[start of LISTING]

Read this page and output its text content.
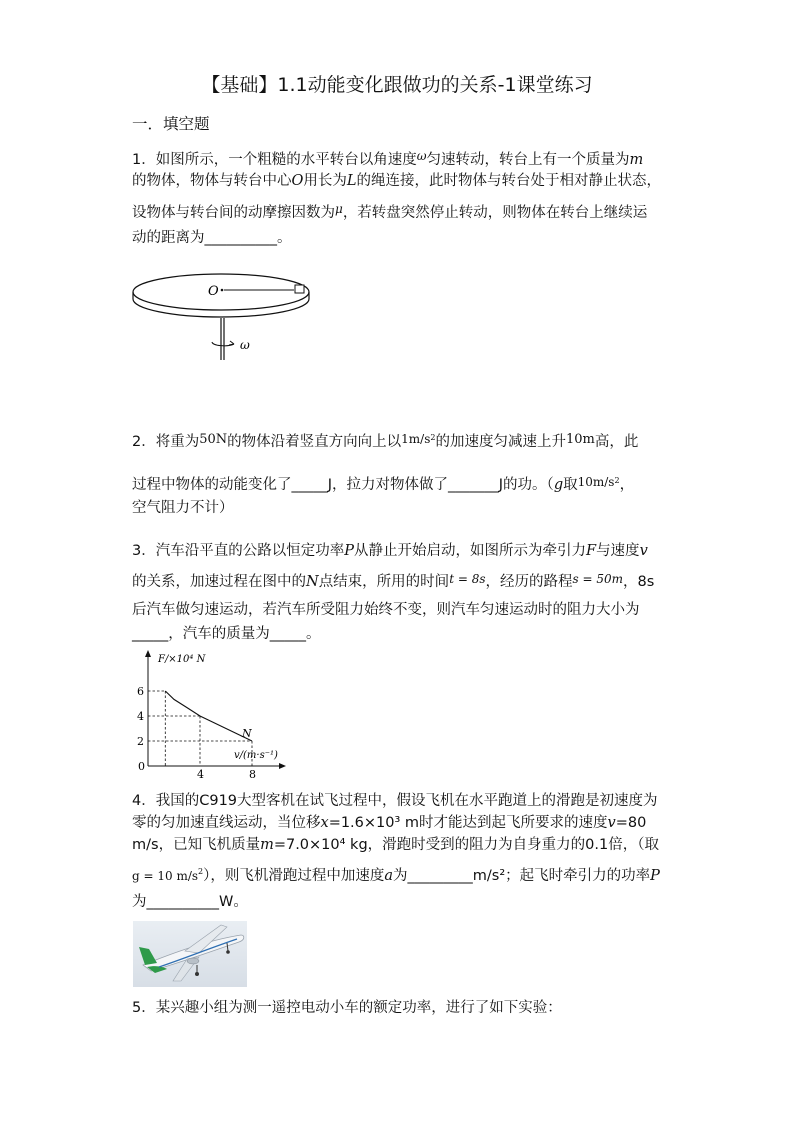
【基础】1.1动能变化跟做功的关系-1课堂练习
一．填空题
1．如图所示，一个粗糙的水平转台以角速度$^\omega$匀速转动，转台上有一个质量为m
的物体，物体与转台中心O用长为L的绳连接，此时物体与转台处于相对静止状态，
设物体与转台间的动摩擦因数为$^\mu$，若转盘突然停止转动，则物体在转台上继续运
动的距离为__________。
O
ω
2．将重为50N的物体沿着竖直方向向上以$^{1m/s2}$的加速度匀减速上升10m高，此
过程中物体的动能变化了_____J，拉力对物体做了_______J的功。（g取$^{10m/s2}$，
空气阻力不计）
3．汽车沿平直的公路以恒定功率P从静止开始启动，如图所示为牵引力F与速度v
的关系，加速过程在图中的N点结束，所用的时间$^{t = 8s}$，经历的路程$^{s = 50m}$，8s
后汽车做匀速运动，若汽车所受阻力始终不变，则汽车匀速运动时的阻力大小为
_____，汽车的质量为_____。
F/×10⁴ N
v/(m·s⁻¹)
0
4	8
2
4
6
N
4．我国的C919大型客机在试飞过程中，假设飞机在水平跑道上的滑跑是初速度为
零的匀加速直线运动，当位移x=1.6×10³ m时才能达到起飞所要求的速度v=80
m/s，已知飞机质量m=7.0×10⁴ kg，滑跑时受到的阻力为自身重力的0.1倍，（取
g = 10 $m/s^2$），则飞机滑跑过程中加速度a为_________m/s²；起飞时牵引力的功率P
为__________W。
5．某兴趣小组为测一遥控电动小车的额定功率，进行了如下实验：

[end of LISTING]

Print all the records again exactly; do not include any picture.

# OUTPUT OF THE EXERCISE:
Read this page and output its text content.
【基础】1.1动能变化跟做功的关系-1课堂练习
一．填空题
1．如图所示，一个粗糙的水平转台以角速度$^\omega$匀速转动，转台上有一个质量为m
的物体，物体与转台中心O用长为L的绳连接，此时物体与转台处于相对静止状态，
设物体与转台间的动摩擦因数为$^\mu$，若转盘突然停止转动，则物体在转台上继续运
动的距离为__________。
O
ω
2．将重为50N的物体沿着竖直方向向上以$^{1m/s2}$的加速度匀减速上升10m高，此
过程中物体的动能变化了_____J，拉力对物体做了_______J的功。（g取$^{10m/s2}$，
空气阻力不计）
3．汽车沿平直的公路以恒定功率P从静止开始启动，如图所示为牵引力F与速度v
的关系，加速过程在图中的N点结束，所用的时间$^{t = 8s}$，经历的路程$^{s = 50m}$，8s
后汽车做匀速运动，若汽车所受阻力始终不变，则汽车匀速运动时的阻力大小为
_____，汽车的质量为_____。
F/×10⁴ N
v/(m·s⁻¹)
0
4	8
2
4
6
N
4．我国的C919大型客机在试飞过程中，假设飞机在水平跑道上的滑跑是初速度为
零的匀加速直线运动，当位移x=1.6×10³ m时才能达到起飞所要求的速度v=80
m/s，已知飞机质量m=7.0×10⁴ kg，滑跑时受到的阻力为自身重力的0.1倍，（取
g = 10 $m/s^2$），则飞机滑跑过程中加速度a为_________m/s²；起飞时牵引力的功率P
为__________W。
5．某兴趣小组为测一遥控电动小车的额定功率，进行了如下实验：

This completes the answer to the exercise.